[START Records shown]

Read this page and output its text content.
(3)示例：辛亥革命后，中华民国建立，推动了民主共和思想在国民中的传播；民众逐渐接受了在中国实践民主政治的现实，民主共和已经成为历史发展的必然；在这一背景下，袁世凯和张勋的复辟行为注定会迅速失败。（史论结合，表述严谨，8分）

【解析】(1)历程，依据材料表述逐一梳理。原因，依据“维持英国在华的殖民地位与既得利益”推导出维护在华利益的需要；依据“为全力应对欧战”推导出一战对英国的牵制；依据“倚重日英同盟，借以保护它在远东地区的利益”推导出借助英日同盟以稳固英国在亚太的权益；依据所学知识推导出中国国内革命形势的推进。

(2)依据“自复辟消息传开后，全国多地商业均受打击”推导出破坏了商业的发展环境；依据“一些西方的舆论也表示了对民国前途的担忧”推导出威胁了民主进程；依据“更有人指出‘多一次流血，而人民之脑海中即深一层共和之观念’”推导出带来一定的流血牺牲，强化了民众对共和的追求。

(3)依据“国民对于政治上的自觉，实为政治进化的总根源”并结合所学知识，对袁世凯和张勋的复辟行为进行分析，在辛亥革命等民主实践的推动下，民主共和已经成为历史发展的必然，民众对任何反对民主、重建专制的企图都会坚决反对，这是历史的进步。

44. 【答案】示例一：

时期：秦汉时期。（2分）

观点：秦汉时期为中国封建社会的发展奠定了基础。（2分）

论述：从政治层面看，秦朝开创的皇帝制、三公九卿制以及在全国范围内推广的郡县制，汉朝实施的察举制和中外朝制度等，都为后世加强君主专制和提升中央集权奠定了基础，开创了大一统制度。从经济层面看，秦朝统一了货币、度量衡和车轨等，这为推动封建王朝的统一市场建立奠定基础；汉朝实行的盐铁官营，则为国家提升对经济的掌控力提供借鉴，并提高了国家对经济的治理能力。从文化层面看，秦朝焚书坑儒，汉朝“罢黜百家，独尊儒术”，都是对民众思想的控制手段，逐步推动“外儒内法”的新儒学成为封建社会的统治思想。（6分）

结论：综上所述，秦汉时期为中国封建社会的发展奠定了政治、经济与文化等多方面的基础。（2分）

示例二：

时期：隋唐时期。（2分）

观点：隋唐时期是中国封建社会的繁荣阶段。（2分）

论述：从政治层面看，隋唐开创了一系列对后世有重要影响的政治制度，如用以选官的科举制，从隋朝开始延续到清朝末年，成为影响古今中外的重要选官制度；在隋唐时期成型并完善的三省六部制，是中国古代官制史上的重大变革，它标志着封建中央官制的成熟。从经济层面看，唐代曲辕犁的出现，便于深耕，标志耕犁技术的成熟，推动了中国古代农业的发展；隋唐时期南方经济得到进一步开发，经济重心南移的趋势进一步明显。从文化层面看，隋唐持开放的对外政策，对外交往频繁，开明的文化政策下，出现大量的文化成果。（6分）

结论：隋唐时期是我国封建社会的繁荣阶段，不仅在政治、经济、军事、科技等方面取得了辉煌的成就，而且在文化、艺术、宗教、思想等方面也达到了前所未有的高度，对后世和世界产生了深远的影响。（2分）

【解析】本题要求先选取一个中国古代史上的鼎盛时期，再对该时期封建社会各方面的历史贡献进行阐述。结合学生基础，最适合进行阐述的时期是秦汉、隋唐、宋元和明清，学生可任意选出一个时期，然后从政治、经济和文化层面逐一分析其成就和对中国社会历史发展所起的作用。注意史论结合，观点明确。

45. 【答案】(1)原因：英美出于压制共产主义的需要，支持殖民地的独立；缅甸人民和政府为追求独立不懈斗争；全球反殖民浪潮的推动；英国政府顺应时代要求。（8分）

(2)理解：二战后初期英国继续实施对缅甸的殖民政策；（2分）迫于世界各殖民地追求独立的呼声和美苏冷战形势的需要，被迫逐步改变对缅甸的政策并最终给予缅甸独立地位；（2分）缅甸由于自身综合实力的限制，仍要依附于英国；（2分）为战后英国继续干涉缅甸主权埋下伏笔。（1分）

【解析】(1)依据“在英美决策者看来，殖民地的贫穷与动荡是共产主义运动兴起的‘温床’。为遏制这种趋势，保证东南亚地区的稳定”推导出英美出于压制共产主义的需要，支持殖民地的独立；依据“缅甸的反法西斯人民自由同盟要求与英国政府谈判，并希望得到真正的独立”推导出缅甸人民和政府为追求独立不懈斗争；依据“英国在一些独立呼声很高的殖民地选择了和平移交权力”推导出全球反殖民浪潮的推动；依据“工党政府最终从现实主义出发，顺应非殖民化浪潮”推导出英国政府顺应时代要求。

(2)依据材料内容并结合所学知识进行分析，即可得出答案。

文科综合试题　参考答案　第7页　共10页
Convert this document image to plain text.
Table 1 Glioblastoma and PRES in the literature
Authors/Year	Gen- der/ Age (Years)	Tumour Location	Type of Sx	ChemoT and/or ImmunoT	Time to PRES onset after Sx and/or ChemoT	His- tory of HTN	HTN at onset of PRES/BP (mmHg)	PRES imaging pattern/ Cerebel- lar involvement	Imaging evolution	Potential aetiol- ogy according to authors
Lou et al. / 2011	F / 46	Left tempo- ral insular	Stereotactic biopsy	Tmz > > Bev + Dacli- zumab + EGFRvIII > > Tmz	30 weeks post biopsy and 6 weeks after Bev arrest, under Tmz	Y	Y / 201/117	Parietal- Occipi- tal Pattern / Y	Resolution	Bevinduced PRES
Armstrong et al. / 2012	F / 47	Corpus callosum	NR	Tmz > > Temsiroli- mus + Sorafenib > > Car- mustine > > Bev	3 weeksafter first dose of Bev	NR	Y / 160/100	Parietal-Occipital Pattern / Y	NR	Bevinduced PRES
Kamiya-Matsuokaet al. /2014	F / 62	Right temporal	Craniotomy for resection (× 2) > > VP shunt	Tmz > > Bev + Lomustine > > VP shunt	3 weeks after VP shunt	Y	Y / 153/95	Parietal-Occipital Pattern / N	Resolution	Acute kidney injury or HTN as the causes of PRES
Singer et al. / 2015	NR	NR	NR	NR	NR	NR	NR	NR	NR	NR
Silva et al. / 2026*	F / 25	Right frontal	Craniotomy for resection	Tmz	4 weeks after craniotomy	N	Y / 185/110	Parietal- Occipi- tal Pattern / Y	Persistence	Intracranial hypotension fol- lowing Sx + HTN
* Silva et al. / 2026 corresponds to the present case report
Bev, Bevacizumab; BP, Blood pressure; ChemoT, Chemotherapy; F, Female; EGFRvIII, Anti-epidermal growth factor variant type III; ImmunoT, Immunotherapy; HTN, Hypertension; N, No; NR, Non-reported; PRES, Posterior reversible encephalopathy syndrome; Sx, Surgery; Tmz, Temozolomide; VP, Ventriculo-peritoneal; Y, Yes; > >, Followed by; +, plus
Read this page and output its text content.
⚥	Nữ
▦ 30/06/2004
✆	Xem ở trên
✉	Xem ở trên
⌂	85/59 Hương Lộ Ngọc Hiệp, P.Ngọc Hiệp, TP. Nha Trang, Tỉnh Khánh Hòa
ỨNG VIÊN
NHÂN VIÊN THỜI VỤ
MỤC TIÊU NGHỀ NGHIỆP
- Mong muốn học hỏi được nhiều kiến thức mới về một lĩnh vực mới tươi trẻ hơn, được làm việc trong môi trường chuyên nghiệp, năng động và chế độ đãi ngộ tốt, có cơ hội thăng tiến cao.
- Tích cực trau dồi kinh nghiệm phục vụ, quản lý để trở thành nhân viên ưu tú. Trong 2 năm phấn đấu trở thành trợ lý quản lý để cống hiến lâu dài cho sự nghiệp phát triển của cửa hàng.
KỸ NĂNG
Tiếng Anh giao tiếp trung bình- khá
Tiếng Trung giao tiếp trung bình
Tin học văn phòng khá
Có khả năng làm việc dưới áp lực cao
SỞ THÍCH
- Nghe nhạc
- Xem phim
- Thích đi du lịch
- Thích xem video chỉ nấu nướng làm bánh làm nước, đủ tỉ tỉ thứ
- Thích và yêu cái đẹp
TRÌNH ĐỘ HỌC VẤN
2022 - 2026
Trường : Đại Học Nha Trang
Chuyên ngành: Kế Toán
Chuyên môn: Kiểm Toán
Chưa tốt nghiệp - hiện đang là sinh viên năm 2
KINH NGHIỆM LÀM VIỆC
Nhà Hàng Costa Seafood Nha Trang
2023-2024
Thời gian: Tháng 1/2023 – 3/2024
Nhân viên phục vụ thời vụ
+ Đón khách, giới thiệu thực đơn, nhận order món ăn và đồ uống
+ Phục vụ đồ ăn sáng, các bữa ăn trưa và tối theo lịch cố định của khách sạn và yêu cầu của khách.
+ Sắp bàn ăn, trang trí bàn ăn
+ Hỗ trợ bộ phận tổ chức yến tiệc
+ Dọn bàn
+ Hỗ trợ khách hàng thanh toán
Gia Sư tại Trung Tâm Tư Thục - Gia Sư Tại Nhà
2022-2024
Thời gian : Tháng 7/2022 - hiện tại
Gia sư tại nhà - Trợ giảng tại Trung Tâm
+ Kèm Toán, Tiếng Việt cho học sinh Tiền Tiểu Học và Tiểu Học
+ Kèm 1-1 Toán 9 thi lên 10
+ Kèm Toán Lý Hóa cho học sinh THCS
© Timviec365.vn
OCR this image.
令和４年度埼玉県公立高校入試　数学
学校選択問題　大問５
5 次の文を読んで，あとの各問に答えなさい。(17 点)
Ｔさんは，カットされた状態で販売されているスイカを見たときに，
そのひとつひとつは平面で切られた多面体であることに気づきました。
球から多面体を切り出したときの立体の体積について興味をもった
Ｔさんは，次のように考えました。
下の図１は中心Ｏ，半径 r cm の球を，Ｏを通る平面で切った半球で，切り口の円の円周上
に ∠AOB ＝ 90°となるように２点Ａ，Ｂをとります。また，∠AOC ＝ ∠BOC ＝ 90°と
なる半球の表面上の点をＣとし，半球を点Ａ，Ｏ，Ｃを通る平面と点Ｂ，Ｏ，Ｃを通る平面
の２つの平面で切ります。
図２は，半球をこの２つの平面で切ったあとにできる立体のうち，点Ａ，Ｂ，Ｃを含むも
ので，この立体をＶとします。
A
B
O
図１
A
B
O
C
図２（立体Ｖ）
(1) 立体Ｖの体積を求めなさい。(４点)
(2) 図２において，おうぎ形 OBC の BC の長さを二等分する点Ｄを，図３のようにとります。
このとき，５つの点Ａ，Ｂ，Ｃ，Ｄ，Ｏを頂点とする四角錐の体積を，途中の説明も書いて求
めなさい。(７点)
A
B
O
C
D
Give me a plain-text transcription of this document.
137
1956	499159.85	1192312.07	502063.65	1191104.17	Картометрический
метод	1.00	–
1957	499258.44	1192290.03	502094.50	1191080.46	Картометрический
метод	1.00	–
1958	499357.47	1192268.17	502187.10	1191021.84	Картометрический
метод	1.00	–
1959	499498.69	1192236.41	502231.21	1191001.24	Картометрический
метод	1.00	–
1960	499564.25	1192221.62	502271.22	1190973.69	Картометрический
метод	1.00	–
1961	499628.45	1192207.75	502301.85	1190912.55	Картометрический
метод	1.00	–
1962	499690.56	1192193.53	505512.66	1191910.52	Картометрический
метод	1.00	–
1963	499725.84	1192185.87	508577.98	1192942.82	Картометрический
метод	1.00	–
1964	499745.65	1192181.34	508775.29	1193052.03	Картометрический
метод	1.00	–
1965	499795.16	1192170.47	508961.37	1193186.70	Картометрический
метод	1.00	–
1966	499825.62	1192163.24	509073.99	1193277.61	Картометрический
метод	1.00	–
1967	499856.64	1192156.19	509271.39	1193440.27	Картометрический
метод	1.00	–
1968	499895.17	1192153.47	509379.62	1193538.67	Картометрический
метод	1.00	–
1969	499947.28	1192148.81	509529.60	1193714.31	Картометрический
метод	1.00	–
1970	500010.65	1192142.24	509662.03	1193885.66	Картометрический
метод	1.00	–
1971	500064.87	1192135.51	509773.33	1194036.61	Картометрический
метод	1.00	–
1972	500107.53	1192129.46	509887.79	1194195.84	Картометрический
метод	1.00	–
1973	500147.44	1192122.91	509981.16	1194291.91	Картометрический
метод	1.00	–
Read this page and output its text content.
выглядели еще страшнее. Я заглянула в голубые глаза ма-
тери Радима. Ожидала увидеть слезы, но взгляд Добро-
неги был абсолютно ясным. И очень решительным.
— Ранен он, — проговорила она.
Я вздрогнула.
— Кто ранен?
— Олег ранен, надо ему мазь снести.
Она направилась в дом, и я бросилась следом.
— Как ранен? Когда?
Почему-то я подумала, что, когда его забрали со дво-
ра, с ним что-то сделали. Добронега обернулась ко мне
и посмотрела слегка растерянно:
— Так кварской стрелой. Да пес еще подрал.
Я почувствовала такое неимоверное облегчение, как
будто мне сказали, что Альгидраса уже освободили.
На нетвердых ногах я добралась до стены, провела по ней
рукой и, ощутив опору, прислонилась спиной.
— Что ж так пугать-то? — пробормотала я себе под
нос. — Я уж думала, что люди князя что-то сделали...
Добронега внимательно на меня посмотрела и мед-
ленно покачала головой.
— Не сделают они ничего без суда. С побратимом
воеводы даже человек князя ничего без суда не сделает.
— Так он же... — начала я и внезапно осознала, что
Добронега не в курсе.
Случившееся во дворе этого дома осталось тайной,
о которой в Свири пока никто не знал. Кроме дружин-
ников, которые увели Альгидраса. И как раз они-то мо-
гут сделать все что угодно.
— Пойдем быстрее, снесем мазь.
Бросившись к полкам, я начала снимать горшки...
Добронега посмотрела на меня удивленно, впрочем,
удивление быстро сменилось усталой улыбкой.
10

[END Records shown]

Short exercise >> Look through the data and show every line containing "lịch".

Full answer >>
- Thích đi du lịch
+ Phục vụ đồ ăn sáng, các bữa ăn trưa và tối theo lịch cố định của khách sạn và yêu cầu của khách.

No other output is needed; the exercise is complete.